== Exercise objective ==
Transcribe every entry word for word, but skip the images.

== Task inputs ==
↓

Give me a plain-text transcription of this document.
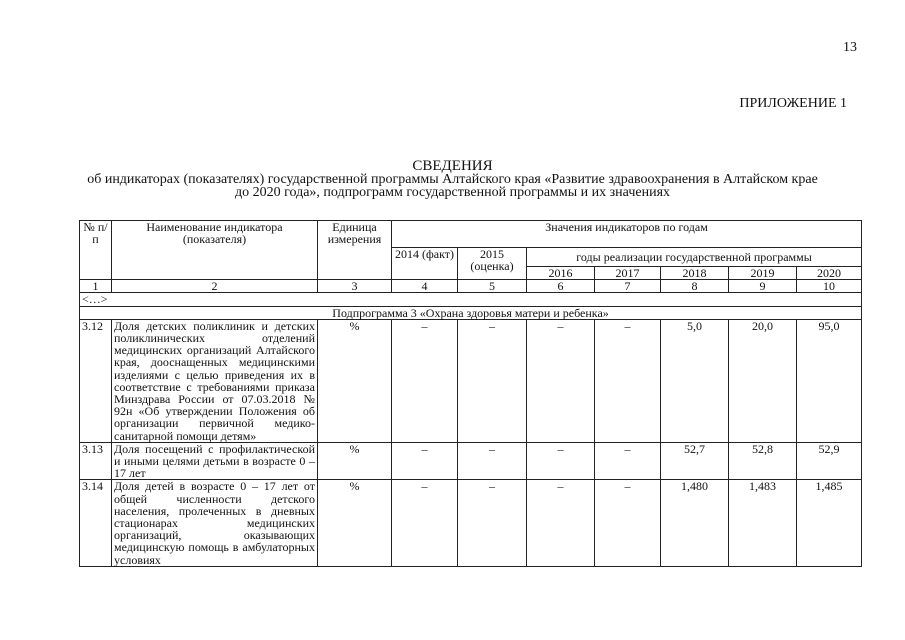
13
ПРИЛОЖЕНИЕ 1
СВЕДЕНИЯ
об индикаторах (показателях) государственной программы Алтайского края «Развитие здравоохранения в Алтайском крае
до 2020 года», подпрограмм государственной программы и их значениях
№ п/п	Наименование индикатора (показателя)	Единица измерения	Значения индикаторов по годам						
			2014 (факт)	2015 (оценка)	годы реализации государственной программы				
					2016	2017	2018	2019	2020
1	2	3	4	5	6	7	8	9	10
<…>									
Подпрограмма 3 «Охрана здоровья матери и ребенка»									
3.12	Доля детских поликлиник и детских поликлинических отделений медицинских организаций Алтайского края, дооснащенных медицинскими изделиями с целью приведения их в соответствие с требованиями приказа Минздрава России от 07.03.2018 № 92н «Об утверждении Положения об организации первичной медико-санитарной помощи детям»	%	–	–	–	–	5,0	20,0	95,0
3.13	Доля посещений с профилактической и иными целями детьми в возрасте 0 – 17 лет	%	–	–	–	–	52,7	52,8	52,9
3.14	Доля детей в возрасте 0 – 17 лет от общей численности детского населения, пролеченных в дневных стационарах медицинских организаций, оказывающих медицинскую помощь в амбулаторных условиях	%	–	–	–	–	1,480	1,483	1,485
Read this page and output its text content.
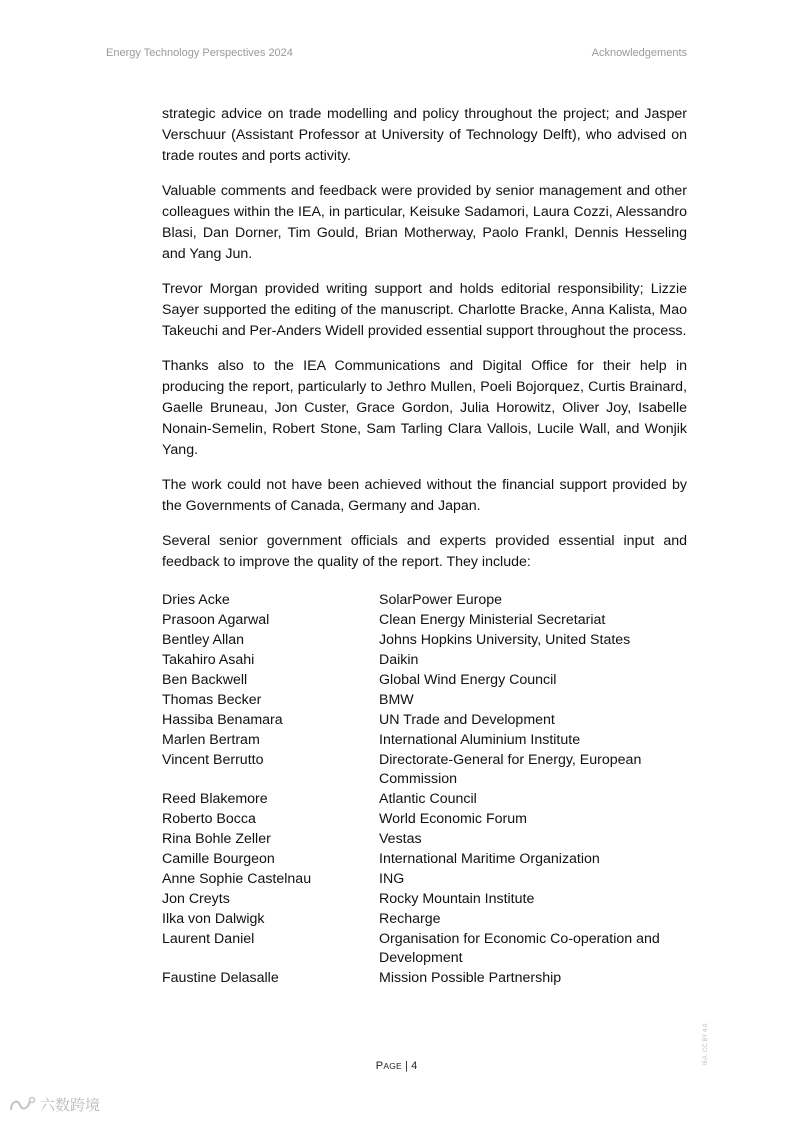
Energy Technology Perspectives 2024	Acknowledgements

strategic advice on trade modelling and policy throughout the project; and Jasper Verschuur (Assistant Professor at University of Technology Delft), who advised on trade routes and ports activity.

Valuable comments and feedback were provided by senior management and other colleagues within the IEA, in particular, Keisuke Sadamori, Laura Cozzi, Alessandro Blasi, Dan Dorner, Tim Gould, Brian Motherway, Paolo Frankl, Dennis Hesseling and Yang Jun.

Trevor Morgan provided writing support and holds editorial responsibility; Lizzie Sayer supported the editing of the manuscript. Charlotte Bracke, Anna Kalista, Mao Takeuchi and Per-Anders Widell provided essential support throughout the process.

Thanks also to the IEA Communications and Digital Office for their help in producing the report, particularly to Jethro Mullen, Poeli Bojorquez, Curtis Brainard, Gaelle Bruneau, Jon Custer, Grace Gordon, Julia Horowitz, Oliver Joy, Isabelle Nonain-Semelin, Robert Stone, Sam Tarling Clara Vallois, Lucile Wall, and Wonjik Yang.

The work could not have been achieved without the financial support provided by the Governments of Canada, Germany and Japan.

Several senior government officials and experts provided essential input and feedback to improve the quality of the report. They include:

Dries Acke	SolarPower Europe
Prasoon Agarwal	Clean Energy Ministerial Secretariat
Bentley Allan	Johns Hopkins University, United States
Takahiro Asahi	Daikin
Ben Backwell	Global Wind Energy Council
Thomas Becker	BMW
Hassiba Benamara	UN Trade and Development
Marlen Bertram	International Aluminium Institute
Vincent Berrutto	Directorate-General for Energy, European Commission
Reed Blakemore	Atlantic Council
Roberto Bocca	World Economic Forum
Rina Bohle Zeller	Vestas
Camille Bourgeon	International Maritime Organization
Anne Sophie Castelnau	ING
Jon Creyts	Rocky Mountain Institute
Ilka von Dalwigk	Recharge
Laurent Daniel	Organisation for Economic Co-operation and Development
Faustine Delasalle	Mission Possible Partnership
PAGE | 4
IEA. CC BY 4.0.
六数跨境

↑

== The answer ==
Give me a plain-text transcription of this document.
13
ПРИЛОЖЕНИЕ 1
СВЕДЕНИЯ
об индикаторах (показателях) государственной программы Алтайского края «Развитие здравоохранения в Алтайском крае
до 2020 года», подпрограмм государственной программы и их значениях
№ п/п	Наименование индикатора (показателя)	Единица измерения	Значения индикаторов по годам						
			2014 (факт)	2015 (оценка)	годы реализации государственной программы				
					2016	2017	2018	2019	2020
1	2	3	4	5	6	7	8	9	10
<…>									
Подпрограмма 3 «Охрана здоровья матери и ребенка»									
3.12	Доля детских поликлиник и детских поликлинических отделений медицинских организаций Алтайского края, дооснащенных медицинскими изделиями с целью приведения их в соответствие с требованиями приказа Минздрава России от 07.03.2018 № 92н «Об утверждении Положения об организации первичной медико-санитарной помощи детям»	%	–	–	–	–	5,0	20,0	95,0
3.13	Доля посещений с профилактической и иными целями детьми в возрасте 0 – 17 лет	%	–	–	–	–	52,7	52,8	52,9
3.14	Доля детей в возрасте 0 – 17 лет от общей численности детского населения, пролеченных в дневных стационарах медицинских организаций, оказывающих медицинскую помощь в амбулаторных условиях	%	–	–	–	–	1,480	1,483	1,485
Read this page and output its text content.
Energy Technology Perspectives 2024	Acknowledgements

strategic advice on trade modelling and policy throughout the project; and Jasper Verschuur (Assistant Professor at University of Technology Delft), who advised on trade routes and ports activity.

Valuable comments and feedback were provided by senior management and other colleagues within the IEA, in particular, Keisuke Sadamori, Laura Cozzi, Alessandro Blasi, Dan Dorner, Tim Gould, Brian Motherway, Paolo Frankl, Dennis Hesseling and Yang Jun.

Trevor Morgan provided writing support and holds editorial responsibility; Lizzie Sayer supported the editing of the manuscript. Charlotte Bracke, Anna Kalista, Mao Takeuchi and Per-Anders Widell provided essential support throughout the process.

Thanks also to the IEA Communications and Digital Office for their help in producing the report, particularly to Jethro Mullen, Poeli Bojorquez, Curtis Brainard, Gaelle Bruneau, Jon Custer, Grace Gordon, Julia Horowitz, Oliver Joy, Isabelle Nonain-Semelin, Robert Stone, Sam Tarling Clara Vallois, Lucile Wall, and Wonjik Yang.

The work could not have been achieved without the financial support provided by the Governments of Canada, Germany and Japan.

Several senior government officials and experts provided essential input and feedback to improve the quality of the report. They include:

Dries Acke	SolarPower Europe
Prasoon Agarwal	Clean Energy Ministerial Secretariat
Bentley Allan	Johns Hopkins University, United States
Takahiro Asahi	Daikin
Ben Backwell	Global Wind Energy Council
Thomas Becker	BMW
Hassiba Benamara	UN Trade and Development
Marlen Bertram	International Aluminium Institute
Vincent Berrutto	Directorate-General for Energy, European Commission
Reed Blakemore	Atlantic Council
Roberto Bocca	World Economic Forum
Rina Bohle Zeller	Vestas
Camille Bourgeon	International Maritime Organization
Anne Sophie Castelnau	ING
Jon Creyts	Rocky Mountain Institute
Ilka von Dalwigk	Recharge
Laurent Daniel	Organisation for Economic Co-operation and Development
Faustine Delasalle	Mission Possible Partnership
PAGE | 4
IEA. CC BY 4.0.
六数跨境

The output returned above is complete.